▸ Tarea propuesta a: En el texto sobre la política de seguridad, cambia "narcotráfico" por "tráfico de drogas". Luego reproduce todo desde "En 2006, durante" hasta "de seguridad pública.".

En 2006, durante el debate presidencial, declaró que la política de seguridad debía basarse en dos cosas: por un lado, en atender las causas, con la erradicación de la pobreza, del desempleo y de la descomposición familiar; y por el otro, en atender los efectos, con menor corrupción de las policías y con “más facultades al ejército para el combate al crimen organizado”. De igual forma, en el Proyecto Alternativo de Nación de 2004 afirmó que el ejército debía seguir “participando en el combate al narcotráfico”. En su idea original de gobierno siempre fue necesaria la presencia del ejército en tareas de seguridad pública.
Fernando Escalante sostiene la hipótesis de que el régimen de la transición, en aras de propiciar el “correcto” funcionamiento de la democracia, el derecho y el mercado, debilitó al sistema de intermediación del régimen revolucionario, compuesto por sindicatos, asociaciones de campesinos, corporaciones y diversas organizaciones que de alguna forma estaban integradas al aparato estatal y que ofrecían capacidad de gobierno y gestión de la violencia. Su debilitamiento no trajo un mejor funcionamiento moral ni técnico, pero sí dejó a la población a merced de otras organizaciones que lucraban con las necesidades sociales y que ejercían la violencia.
Ante esto —siguiendo a Escalante— el régimen de la transición decidió echar mano de la institución que por excelencia puede reclamar el monopolio de la violencia: el ejército. Con su presencia, según “transitoria”, se pensó que se solucionaría el problema y que se frenaría a las otras agrupaciones que pretendían ordenar la sociedad. Pero no resultó así. La presencia del ejército no fue corta y debilitó a los poderes locales, generó todavía más violencia y no erradicó la necesidad de la existencia de otras organizaciones que de una u otra forma atendieran los problemas comunes.
A López Obrador, como buen político de la transición, le desagradan las intermediaciones políticas, aunque sean estatales, y las ha reducido en lo posible, creyendo que su ausencia puede corregirse con dinero y que con ello cumple su misión de procurar bienestar y justicia. Nada más falso, pues en realidad la gente queda indefensa ante un mercado atravesado por la violencia. En tanto, para procurar “el orden” ha mantenido lo que algunos analistas han definido como “la persistente” militarización, esto es, el aumento gradual de la participación de las fuerzas armadas en las tareas de seguridad pública, sin que se hayan modernizado ni transformado estructuralmente desde hace mucho tiempo. Se trata de un diagnóstico y una implementación política que cualquier fuerza política en 2006 habría aplaudido. Sólo que estamos en 2022 y los resultados han sido terribles por años.

▸ Tarea propuesta b: Por favor, transcribe sin cambios las filas de abajo, desde la primera hasta la que contiene "pages-label: Pages (845, 2064, 887, 2080)", ambas incluidas.

▸ Filas de trabajo:
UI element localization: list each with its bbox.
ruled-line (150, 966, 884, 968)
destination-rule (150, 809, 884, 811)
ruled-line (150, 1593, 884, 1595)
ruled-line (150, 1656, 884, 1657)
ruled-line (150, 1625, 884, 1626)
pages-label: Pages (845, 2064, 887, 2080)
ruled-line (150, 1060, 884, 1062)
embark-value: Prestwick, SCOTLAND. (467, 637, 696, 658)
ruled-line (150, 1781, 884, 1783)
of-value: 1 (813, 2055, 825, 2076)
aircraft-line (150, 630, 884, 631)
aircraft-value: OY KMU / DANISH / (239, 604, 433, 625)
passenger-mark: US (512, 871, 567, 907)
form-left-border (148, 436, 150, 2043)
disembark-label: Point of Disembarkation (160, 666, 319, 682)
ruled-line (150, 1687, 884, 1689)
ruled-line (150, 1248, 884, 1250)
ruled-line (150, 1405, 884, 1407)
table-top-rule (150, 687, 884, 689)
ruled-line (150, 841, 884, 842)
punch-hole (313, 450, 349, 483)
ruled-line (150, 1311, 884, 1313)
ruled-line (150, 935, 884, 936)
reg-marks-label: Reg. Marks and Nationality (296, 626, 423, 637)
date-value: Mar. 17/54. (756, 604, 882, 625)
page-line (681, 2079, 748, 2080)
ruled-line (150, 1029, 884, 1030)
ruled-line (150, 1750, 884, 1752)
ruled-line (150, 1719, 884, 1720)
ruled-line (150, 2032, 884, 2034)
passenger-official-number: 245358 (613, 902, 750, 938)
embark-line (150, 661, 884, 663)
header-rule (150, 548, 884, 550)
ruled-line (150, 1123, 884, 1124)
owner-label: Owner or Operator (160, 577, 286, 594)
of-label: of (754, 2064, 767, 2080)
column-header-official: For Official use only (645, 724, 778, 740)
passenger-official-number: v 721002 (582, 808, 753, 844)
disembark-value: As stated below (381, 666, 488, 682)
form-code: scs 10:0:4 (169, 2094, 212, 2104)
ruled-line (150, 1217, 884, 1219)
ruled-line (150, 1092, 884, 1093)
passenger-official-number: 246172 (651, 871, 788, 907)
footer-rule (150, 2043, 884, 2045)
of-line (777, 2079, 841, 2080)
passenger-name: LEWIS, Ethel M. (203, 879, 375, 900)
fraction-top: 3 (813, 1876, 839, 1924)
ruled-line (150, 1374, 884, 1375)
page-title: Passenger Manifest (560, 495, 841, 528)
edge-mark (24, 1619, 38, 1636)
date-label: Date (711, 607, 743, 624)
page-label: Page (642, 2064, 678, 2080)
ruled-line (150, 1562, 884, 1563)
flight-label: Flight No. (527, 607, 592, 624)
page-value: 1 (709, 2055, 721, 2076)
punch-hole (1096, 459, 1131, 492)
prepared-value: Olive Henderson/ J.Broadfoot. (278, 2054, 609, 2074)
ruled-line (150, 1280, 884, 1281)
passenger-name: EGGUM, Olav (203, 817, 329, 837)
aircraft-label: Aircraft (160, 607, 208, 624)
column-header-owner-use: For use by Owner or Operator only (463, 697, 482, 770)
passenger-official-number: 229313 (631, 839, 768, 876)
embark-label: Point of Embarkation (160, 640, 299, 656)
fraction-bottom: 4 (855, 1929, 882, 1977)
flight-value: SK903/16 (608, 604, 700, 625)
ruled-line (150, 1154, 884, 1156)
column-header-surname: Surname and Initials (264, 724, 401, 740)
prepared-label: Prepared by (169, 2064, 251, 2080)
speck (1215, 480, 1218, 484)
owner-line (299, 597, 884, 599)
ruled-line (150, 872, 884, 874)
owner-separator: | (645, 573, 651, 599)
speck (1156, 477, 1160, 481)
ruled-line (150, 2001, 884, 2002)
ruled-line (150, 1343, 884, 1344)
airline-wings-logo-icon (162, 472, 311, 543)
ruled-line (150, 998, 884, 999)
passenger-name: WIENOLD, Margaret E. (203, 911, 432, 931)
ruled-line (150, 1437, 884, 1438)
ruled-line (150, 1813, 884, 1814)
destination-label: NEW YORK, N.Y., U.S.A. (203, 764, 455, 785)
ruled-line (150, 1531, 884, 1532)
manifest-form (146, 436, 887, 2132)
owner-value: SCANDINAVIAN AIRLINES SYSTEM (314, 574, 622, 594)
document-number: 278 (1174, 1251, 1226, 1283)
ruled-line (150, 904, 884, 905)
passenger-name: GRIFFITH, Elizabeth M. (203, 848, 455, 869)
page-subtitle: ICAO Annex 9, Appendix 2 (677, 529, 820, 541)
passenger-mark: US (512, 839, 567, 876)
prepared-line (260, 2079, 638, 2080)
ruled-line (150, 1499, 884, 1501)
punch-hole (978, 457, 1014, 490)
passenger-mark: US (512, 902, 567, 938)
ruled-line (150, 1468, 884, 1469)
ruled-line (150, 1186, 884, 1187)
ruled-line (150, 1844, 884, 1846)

▸ Solución a:
En 2006, durante el debate presidencial, declaró que la política de seguridad debía basarse en dos cosas: por un lado, en atender las causas, con la erradicación de la pobreza, del desempleo y de la descomposición familiar; y por el otro, en atender los efectos, con menor corrupción de las policías y con “más facultades al ejército para el combate al crimen organizado”. De igual forma, en el Proyecto Alternativo de Nación de 2004 afirmó que el ejército debía seguir “participando en el combate al tráfico de drogas”. En su idea original de gobierno siempre fue necesaria la presencia del ejército en tareas de seguridad pública.

▸ Solución b:
UI element localization: list each with its bbox.
ruled-line (150, 966, 884, 968)
destination-rule (150, 809, 884, 811)
ruled-line (150, 1593, 884, 1595)
ruled-line (150, 1656, 884, 1657)
ruled-line (150, 1625, 884, 1626)
pages-label: Pages (845, 2064, 887, 2080)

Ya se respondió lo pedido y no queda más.